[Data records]
#####
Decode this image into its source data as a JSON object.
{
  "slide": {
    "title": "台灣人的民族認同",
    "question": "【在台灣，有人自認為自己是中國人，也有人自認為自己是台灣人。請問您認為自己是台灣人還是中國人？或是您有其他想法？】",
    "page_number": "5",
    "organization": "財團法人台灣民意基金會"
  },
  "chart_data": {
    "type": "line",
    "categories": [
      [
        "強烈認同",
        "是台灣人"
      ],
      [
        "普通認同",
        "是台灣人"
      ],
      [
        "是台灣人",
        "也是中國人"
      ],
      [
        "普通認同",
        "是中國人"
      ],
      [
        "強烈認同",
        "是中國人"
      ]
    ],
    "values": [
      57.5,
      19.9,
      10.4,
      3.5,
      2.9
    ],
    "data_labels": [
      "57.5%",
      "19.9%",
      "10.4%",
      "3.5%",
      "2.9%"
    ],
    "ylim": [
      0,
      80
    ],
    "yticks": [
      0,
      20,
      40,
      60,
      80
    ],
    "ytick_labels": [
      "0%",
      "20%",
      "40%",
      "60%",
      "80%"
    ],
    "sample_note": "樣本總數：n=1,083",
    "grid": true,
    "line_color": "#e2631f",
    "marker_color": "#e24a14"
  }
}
#####
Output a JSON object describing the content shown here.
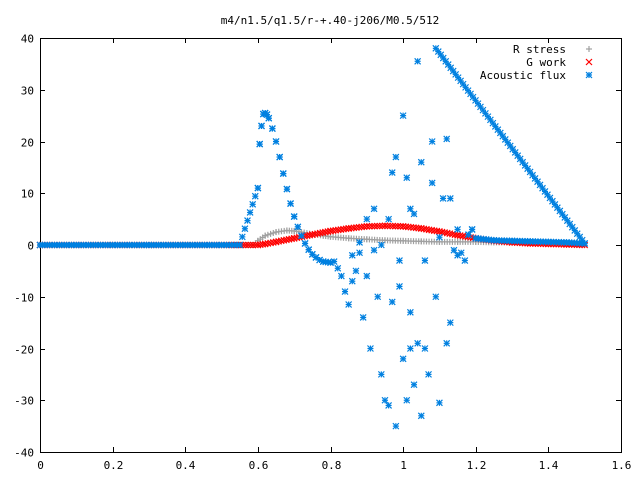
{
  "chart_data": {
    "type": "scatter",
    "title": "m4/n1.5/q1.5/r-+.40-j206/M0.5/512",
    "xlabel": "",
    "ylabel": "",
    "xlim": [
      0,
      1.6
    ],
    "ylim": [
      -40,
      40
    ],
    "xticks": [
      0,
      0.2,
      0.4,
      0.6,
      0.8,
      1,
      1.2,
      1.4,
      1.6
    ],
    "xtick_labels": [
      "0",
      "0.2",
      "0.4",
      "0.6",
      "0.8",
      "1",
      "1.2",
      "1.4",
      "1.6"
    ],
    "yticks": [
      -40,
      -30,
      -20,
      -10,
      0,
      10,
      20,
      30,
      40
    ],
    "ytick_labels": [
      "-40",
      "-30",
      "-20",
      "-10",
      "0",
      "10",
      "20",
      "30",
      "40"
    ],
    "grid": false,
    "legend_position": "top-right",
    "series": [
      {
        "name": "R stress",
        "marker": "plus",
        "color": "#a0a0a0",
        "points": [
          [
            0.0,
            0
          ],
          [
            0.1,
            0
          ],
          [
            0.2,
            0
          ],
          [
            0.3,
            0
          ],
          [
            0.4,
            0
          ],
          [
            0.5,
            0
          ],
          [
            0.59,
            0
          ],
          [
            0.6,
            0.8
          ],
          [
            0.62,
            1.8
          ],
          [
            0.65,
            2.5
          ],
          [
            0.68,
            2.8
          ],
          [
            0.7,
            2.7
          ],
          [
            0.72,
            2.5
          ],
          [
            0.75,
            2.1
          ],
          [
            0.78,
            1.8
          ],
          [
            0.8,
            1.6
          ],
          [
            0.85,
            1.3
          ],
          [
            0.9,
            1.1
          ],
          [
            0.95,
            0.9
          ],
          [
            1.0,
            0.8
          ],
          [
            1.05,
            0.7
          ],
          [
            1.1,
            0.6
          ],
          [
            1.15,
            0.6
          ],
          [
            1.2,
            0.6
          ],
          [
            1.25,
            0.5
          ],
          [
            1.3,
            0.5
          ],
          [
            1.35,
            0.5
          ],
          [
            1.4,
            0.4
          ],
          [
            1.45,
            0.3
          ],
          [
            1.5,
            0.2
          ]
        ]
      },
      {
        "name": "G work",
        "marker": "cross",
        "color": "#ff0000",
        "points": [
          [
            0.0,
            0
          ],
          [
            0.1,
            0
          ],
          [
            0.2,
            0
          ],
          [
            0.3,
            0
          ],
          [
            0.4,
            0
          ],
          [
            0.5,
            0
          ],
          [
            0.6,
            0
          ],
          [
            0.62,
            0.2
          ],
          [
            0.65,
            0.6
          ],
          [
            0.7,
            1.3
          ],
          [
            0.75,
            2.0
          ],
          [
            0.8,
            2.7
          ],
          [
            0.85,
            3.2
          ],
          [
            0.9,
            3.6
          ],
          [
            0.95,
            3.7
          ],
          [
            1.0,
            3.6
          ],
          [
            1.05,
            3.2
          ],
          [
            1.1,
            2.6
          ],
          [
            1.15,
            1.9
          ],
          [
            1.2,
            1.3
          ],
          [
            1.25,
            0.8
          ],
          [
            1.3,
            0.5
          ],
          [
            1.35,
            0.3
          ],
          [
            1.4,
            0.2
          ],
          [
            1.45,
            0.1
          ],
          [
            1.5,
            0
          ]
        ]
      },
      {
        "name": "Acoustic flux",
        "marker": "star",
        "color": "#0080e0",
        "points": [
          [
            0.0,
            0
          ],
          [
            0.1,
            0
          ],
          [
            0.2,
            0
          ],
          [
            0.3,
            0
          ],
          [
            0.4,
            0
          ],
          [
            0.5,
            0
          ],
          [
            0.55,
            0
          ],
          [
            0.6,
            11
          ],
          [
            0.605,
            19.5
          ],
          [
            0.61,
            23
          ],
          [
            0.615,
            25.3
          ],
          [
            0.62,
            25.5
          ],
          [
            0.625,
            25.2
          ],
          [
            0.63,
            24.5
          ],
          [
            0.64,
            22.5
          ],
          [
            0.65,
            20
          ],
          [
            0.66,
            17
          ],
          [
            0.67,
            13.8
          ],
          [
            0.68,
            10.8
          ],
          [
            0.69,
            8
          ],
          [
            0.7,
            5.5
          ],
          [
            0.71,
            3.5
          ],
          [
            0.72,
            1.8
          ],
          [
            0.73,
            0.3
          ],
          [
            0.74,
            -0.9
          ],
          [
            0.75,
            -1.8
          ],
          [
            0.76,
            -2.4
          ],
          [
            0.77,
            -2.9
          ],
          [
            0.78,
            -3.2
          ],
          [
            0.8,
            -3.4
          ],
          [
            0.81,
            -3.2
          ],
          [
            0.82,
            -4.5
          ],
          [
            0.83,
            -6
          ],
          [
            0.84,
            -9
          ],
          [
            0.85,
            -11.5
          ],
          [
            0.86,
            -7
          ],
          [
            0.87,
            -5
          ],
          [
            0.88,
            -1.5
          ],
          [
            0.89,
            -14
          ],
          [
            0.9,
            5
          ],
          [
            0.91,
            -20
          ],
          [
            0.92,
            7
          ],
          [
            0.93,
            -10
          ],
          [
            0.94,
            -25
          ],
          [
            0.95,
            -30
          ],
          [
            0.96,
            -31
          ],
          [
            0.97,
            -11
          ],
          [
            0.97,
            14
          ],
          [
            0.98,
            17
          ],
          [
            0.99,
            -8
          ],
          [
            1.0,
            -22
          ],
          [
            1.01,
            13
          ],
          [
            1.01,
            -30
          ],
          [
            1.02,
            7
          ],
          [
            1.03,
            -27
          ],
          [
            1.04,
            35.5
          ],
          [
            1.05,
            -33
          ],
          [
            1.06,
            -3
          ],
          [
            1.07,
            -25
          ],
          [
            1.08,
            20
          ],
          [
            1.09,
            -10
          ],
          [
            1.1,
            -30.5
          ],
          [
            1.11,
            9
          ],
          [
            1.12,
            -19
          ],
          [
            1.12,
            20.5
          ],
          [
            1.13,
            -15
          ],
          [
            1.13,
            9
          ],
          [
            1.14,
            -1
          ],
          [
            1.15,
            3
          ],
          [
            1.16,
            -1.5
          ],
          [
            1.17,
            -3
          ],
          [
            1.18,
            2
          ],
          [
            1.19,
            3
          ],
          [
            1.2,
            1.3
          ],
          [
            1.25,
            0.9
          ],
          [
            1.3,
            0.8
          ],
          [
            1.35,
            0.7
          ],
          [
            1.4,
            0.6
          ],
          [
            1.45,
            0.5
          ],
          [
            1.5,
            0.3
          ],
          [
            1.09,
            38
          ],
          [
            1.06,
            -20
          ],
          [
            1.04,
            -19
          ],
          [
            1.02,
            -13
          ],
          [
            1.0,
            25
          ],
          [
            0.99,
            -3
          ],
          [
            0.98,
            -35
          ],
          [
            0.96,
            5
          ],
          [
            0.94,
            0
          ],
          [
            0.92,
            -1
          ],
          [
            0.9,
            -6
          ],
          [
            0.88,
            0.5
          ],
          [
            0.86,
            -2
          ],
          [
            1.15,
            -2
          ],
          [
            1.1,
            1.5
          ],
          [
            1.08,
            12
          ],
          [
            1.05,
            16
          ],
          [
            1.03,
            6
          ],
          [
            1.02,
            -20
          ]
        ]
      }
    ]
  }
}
#####
-- Stated goal --
Find the lines above that include the string "title" and copy them.

-- Answer below --
    "title": "台灣人的民族認同",
    "title": "m4/n1.5/q1.5/r-+.40-j206/M0.5/512",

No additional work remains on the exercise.